(Document passage Opens)

Liver and Mushrooms are an excellent food source of vitamin B5 while cauliflower is a very good source. Good sources of vitamin B5 include broccoli, turnip greens and sunflower seeds, tomato, strawberries, yogurt, eggs, winter squash, collard greens, chard and corn.

Vitamins B12, folate, and biotin are required for proper use of vitamin B5 in the body's biochemical pathways. In addition, vitamin C appears to help prevent B5 deficiency.


Carnitine plays a critical role in energy production. It transports long-chain fatty acids into the mitochondria so they can be oxidized ("burned") to produce energy. It also transports the toxic compounds generated out of this cellular organelle to prevent their accumulation.

Healthy children and adults do not need to consume carnitine from food or supplements, as the liver and kidneys produce sufficient amounts from the amino acids lysine and methionine to meet daily needs.

What foods provide carnitine?

Animal products like meat, fish, poultry, and milk are the best sources. In general, the redder the meat, the higher its carnitine content. Dairy products contain carnitine primarily in the whey fraction.

Carnitine occurs in two forms, known as D and L, that are mirror images (isomers) of each other. Only L-carnitine is active in the body and is the form found in food.

The kidneys efficiently conserve carnitine, so even carnitine-poor diets have little impact on the body's total carnitine content.

Vegans and those with little meat or dairy consumption could have an issue, it seems.

(Document passage Closes)
(Record set Opens)

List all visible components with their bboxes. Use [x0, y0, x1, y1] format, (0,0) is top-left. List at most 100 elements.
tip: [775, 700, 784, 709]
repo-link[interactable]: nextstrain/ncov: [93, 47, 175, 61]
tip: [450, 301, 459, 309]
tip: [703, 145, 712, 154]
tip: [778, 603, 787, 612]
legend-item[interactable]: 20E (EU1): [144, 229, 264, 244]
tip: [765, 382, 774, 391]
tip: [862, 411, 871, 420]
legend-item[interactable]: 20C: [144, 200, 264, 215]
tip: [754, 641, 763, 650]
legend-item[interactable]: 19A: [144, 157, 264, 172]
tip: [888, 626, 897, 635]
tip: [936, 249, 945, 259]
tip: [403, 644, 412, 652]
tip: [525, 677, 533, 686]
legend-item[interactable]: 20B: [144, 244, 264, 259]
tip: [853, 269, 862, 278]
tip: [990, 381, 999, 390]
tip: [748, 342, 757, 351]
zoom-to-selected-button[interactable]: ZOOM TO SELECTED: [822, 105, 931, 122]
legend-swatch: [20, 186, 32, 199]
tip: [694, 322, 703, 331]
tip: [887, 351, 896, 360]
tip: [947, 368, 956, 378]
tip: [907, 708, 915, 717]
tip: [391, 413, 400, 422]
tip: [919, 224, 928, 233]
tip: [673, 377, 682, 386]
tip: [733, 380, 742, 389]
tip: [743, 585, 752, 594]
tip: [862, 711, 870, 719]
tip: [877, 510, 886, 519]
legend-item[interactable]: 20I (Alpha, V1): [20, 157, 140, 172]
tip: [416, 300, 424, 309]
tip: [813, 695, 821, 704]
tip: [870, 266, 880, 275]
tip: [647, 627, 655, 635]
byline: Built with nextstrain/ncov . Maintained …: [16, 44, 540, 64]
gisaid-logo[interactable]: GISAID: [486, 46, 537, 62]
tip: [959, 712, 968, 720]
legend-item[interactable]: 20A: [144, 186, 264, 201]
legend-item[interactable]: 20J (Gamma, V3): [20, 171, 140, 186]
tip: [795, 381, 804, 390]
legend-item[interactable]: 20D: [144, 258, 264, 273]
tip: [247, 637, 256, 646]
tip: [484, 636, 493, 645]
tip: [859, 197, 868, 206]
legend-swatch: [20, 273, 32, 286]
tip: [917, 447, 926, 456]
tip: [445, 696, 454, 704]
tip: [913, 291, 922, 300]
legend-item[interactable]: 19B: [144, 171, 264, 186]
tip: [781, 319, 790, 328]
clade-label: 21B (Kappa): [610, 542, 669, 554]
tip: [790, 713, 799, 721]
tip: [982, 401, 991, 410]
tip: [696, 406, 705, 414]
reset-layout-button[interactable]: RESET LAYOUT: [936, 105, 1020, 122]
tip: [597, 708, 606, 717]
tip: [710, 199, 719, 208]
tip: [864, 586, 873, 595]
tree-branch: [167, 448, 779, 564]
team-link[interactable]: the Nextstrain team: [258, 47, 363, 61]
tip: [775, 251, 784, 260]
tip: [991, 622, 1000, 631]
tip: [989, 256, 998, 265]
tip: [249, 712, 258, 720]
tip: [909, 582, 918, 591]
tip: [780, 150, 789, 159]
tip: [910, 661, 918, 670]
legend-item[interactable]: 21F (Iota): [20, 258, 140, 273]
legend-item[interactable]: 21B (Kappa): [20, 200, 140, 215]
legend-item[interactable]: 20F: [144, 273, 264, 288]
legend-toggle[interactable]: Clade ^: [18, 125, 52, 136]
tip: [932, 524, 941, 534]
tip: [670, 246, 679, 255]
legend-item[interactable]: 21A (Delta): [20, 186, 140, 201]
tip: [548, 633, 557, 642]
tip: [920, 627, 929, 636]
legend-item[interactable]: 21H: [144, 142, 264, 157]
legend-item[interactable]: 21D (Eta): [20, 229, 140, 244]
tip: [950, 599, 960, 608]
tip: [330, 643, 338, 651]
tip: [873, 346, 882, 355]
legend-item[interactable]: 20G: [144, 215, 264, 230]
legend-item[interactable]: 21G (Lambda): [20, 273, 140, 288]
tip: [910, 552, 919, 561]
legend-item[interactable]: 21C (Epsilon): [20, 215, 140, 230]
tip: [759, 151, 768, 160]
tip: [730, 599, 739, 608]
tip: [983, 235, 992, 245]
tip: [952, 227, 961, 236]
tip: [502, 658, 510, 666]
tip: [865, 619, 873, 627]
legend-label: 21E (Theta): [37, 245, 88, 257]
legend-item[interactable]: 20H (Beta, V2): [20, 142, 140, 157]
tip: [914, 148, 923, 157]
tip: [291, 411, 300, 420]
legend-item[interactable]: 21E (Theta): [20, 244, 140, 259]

(Record set Closes)

- Goal of the exercise -
According to the passage on vitamin B5 and carnitine, which organs produce carnitine in healthy people, and from what? These rows were taken from a different source than the text.

- Problem solution -
The liver and kidneys produce it from the amino acids lysine and methionine.